Set problem: Count the lines in the records below that contain the word "Enabling", and give only that number.

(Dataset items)

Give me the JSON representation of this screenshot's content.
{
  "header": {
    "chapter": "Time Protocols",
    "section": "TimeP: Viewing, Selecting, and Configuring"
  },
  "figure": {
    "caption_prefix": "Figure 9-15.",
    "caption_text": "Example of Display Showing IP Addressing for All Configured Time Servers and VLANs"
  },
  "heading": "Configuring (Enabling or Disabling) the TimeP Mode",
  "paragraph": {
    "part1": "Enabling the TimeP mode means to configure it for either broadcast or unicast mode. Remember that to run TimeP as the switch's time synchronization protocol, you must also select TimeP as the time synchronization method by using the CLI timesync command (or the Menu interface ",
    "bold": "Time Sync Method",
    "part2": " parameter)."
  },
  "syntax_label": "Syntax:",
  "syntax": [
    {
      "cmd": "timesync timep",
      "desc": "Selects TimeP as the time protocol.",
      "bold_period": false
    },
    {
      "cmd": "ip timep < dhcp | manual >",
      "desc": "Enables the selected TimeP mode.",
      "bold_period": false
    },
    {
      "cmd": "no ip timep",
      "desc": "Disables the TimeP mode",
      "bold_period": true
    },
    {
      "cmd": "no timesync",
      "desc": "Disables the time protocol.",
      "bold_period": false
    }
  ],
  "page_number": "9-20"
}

Exercise answer: 2